Task requirements
Every line holding the word "source" counts once. Give the total, nothing more.

>> START Data for this exercise

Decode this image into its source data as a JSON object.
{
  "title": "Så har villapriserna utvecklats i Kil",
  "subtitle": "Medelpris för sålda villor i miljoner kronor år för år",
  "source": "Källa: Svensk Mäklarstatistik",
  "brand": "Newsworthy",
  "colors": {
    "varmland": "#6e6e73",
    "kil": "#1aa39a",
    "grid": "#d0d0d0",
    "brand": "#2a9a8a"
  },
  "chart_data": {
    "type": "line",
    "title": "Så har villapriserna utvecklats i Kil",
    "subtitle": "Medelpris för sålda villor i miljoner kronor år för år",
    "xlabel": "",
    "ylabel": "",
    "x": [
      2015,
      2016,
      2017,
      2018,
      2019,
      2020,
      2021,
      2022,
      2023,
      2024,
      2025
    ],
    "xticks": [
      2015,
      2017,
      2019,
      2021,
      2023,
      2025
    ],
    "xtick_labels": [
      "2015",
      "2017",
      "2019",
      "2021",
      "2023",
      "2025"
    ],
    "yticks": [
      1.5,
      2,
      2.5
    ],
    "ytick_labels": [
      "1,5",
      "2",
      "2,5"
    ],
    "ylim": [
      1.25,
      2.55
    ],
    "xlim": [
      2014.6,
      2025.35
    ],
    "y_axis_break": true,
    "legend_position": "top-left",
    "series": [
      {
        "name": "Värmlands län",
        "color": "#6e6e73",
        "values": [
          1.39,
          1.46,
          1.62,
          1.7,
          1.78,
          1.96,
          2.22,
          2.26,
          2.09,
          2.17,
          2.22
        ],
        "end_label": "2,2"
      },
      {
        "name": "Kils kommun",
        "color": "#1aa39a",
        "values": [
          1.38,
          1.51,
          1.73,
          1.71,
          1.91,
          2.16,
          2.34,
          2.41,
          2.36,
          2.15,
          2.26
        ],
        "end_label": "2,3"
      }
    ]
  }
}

>> END Data for this exercise

Response to this task
2